→ **What to do**:
Every record should be written out exactly, please.

→ **Data supplied**:
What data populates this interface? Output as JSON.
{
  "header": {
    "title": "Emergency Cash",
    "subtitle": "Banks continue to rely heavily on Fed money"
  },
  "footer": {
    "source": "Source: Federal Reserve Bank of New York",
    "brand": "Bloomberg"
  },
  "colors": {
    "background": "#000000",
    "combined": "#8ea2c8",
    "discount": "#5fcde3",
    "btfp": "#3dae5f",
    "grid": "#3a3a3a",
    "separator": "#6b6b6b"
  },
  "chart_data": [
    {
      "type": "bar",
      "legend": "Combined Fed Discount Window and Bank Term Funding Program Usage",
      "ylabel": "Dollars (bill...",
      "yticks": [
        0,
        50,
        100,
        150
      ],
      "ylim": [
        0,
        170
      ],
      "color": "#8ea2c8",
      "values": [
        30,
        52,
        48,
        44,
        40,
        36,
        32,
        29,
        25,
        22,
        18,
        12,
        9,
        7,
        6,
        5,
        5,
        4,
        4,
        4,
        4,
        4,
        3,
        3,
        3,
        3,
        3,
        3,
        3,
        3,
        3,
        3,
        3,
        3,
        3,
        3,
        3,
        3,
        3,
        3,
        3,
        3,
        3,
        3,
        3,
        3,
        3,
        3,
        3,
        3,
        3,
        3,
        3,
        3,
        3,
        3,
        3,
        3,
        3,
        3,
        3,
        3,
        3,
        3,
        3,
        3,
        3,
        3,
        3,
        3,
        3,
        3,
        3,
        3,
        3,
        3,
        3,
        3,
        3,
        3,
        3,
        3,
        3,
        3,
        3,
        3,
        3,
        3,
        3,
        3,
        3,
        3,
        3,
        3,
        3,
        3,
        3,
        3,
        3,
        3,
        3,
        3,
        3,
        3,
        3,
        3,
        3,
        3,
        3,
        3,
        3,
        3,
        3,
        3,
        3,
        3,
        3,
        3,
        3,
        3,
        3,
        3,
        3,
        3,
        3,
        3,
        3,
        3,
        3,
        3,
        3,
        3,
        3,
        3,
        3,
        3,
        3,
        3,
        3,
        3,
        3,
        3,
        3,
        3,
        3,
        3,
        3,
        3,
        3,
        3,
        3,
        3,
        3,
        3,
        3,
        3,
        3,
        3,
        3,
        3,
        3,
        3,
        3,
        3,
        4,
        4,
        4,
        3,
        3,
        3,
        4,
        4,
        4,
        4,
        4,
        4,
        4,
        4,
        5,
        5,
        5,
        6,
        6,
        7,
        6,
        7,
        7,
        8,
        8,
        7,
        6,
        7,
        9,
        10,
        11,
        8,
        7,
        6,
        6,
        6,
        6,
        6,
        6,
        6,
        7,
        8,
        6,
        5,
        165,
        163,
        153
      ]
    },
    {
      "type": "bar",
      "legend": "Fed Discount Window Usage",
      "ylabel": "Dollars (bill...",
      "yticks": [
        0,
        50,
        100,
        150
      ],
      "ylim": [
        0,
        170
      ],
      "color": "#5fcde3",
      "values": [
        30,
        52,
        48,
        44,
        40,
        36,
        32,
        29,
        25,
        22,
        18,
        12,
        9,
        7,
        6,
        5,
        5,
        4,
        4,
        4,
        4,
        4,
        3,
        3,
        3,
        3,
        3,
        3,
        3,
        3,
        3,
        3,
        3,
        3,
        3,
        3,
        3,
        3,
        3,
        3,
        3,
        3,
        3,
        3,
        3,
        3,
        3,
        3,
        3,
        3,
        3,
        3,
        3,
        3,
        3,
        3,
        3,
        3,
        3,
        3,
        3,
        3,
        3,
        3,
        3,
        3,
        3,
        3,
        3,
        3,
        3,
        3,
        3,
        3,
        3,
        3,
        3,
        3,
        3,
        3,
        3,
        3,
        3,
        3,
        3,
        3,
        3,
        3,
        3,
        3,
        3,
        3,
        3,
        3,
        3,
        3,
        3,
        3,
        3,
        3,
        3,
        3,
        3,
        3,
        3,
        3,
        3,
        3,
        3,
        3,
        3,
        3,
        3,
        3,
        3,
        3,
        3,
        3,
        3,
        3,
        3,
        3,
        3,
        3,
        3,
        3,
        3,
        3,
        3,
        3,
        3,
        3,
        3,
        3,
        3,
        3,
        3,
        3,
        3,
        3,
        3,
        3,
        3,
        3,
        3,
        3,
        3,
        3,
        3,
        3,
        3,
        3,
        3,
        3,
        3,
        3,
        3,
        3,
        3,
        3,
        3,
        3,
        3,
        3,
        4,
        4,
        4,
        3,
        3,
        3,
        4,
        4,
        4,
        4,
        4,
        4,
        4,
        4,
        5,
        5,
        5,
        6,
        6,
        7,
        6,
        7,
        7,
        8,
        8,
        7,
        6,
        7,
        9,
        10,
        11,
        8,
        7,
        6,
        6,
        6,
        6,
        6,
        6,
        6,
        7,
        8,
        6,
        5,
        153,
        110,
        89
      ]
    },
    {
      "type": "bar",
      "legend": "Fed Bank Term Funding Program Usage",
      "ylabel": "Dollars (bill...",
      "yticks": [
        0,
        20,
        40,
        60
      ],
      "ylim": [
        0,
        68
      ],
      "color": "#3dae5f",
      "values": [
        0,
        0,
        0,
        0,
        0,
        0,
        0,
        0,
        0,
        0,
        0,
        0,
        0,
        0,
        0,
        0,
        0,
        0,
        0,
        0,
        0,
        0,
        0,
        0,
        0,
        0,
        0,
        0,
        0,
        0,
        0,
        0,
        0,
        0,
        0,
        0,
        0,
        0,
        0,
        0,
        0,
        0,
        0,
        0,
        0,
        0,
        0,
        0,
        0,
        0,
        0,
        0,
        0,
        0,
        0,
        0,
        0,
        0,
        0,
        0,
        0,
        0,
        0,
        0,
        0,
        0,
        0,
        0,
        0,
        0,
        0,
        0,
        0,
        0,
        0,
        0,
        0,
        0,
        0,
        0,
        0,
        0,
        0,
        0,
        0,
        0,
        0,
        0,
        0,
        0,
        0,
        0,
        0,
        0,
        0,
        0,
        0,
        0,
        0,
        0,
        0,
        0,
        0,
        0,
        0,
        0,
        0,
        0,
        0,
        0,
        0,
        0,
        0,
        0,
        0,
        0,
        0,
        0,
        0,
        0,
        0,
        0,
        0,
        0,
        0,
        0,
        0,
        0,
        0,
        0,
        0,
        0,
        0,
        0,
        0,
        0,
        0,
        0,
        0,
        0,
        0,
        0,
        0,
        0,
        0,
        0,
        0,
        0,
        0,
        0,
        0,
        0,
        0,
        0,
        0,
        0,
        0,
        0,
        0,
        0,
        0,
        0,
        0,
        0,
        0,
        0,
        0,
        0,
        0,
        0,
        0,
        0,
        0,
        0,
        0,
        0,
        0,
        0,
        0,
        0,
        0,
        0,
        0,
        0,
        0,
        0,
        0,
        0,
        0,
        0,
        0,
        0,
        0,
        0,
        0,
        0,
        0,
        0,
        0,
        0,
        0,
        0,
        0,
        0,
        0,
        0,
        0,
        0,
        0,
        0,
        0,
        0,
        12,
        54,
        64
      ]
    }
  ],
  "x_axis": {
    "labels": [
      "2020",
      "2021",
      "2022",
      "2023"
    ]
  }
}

→ **The output**:
What data populates this interface? Output as JSON.
{
  "header": {
    "title": "Emergency Cash",
    "subtitle": "Banks continue to rely heavily on Fed money"
  },
  "footer": {
    "source": "Source: Federal Reserve Bank of New York",
    "brand": "Bloomberg"
  },
  "colors": {
    "background": "#000000",
    "combined": "#8ea2c8",
    "discount": "#5fcde3",
    "btfp": "#3dae5f",
    "grid": "#3a3a3a",
    "separator": "#6b6b6b"
  },
  "chart_data": [
    {
      "type": "bar",
      "legend": "Combined Fed Discount Window and Bank Term Funding Program Usage",
      "ylabel": "Dollars (bill...",
      "yticks": [
        0,
        50,
        100,
        150
      ],
      "ylim": [
        0,
        170
      ],
      "color": "#8ea2c8",
      "values": [
        30,
        52,
        48,
        44,
        40,
        36,
        32,
        29,
        25,
        22,
        18,
        12,
        9,
        7,
        6,
        5,
        5,
        4,
        4,
        4,
        4,
        4,
        3,
        3,
        3,
        3,
        3,
        3,
        3,
        3,
        3,
        3,
        3,
        3,
        3,
        3,
        3,
        3,
        3,
        3,
        3,
        3,
        3,
        3,
        3,
        3,
        3,
        3,
        3,
        3,
        3,
        3,
        3,
        3,
        3,
        3,
        3,
        3,
        3,
        3,
        3,
        3,
        3,
        3,
        3,
        3,
        3,
        3,
        3,
        3,
        3,
        3,
        3,
        3,
        3,
        3,
        3,
        3,
        3,
        3,
        3,
        3,
        3,
        3,
        3,
        3,
        3,
        3,
        3,
        3,
        3,
        3,
        3,
        3,
        3,
        3,
        3,
        3,
        3,
        3,
        3,
        3,
        3,
        3,
        3,
        3,
        3,
        3,
        3,
        3,
        3,
        3,
        3,
        3,
        3,
        3,
        3,
        3,
        3,
        3,
        3,
        3,
        3,
        3,
        3,
        3,
        3,
        3,
        3,
        3,
        3,
        3,
        3,
        3,
        3,
        3,
        3,
        3,
        3,
        3,
        3,
        3,
        3,
        3,
        3,
        3,
        3,
        3,
        3,
        3,
        3,
        3,
        3,
        3,
        3,
        3,
        3,
        3,
        3,
        3,
        3,
        3,
        3,
        3,
        4,
        4,
        4,
        3,
        3,
        3,
        4,
        4,
        4,
        4,
        4,
        4,
        4,
        4,
        5,
        5,
        5,
        6,
        6,
        7,
        6,
        7,
        7,
        8,
        8,
        7,
        6,
        7,
        9,
        10,
        11,
        8,
        7,
        6,
        6,
        6,
        6,
        6,
        6,
        6,
        7,
        8,
        6,
        5,
        165,
        163,
        153
      ]
    },
    {
      "type": "bar",
      "legend": "Fed Discount Window Usage",
      "ylabel": "Dollars (bill...",
      "yticks": [
        0,
        50,
        100,
        150
      ],
      "ylim": [
        0,
        170
      ],
      "color": "#5fcde3",
      "values": [
        30,
        52,
        48,
        44,
        40,
        36,
        32,
        29,
        25,
        22,
        18,
        12,
        9,
        7,
        6,
        5,
        5,
        4,
        4,
        4,
        4,
        4,
        3,
        3,
        3,
        3,
        3,
        3,
        3,
        3,
        3,
        3,
        3,
        3,
        3,
        3,
        3,
        3,
        3,
        3,
        3,
        3,
        3,
        3,
        3,
        3,
        3,
        3,
        3,
        3,
        3,
        3,
        3,
        3,
        3,
        3,
        3,
        3,
        3,
        3,
        3,
        3,
        3,
        3,
        3,
        3,
        3,
        3,
        3,
        3,
        3,
        3,
        3,
        3,
        3,
        3,
        3,
        3,
        3,
        3,
        3,
        3,
        3,
        3,
        3,
        3,
        3,
        3,
        3,
        3,
        3,
        3,
        3,
        3,
        3,
        3,
        3,
        3,
        3,
        3,
        3,
        3,
        3,
        3,
        3,
        3,
        3,
        3,
        3,
        3,
        3,
        3,
        3,
        3,
        3,
        3,
        3,
        3,
        3,
        3,
        3,
        3,
        3,
        3,
        3,
        3,
        3,
        3,
        3,
        3,
        3,
        3,
        3,
        3,
        3,
        3,
        3,
        3,
        3,
        3,
        3,
        3,
        3,
        3,
        3,
        3,
        3,
        3,
        3,
        3,
        3,
        3,
        3,
        3,
        3,
        3,
        3,
        3,
        3,
        3,
        3,
        3,
        3,
        3,
        4,
        4,
        4,
        3,
        3,
        3,
        4,
        4,
        4,
        4,
        4,
        4,
        4,
        4,
        5,
        5,
        5,
        6,
        6,
        7,
        6,
        7,
        7,
        8,
        8,
        7,
        6,
        7,
        9,
        10,
        11,
        8,
        7,
        6,
        6,
        6,
        6,
        6,
        6,
        6,
        7,
        8,
        6,
        5,
        153,
        110,
        89
      ]
    },
    {
      "type": "bar",
      "legend": "Fed Bank Term Funding Program Usage",
      "ylabel": "Dollars (bill...",
      "yticks": [
        0,
        20,
        40,
        60
      ],
      "ylim": [
        0,
        68
      ],
      "color": "#3dae5f",
      "values": [
        0,
        0,
        0,
        0,
        0,
        0,
        0,
        0,
        0,
        0,
        0,
        0,
        0,
        0,
        0,
        0,
        0,
        0,
        0,
        0,
        0,
        0,
        0,
        0,
        0,
        0,
        0,
        0,
        0,
        0,
        0,
        0,
        0,
        0,
        0,
        0,
        0,
        0,
        0,
        0,
        0,
        0,
        0,
        0,
        0,
        0,
        0,
        0,
        0,
        0,
        0,
        0,
        0,
        0,
        0,
        0,
        0,
        0,
        0,
        0,
        0,
        0,
        0,
        0,
        0,
        0,
        0,
        0,
        0,
        0,
        0,
        0,
        0,
        0,
        0,
        0,
        0,
        0,
        0,
        0,
        0,
        0,
        0,
        0,
        0,
        0,
        0,
        0,
        0,
        0,
        0,
        0,
        0,
        0,
        0,
        0,
        0,
        0,
        0,
        0,
        0,
        0,
        0,
        0,
        0,
        0,
        0,
        0,
        0,
        0,
        0,
        0,
        0,
        0,
        0,
        0,
        0,
        0,
        0,
        0,
        0,
        0,
        0,
        0,
        0,
        0,
        0,
        0,
        0,
        0,
        0,
        0,
        0,
        0,
        0,
        0,
        0,
        0,
        0,
        0,
        0,
        0,
        0,
        0,
        0,
        0,
        0,
        0,
        0,
        0,
        0,
        0,
        0,
        0,
        0,
        0,
        0,
        0,
        0,
        0,
        0,
        0,
        0,
        0,
        0,
        0,
        0,
        0,
        0,
        0,
        0,
        0,
        0,
        0,
        0,
        0,
        0,
        0,
        0,
        0,
        0,
        0,
        0,
        0,
        0,
        0,
        0,
        0,
        0,
        0,
        0,
        0,
        0,
        0,
        0,
        0,
        0,
        0,
        0,
        0,
        0,
        0,
        0,
        0,
        0,
        0,
        0,
        0,
        0,
        0,
        0,
        0,
        12,
        54,
        64
      ]
    }
  ],
  "x_axis": {
    "labels": [
      "2020",
      "2021",
      "2022",
      "2023"
    ]
  }
}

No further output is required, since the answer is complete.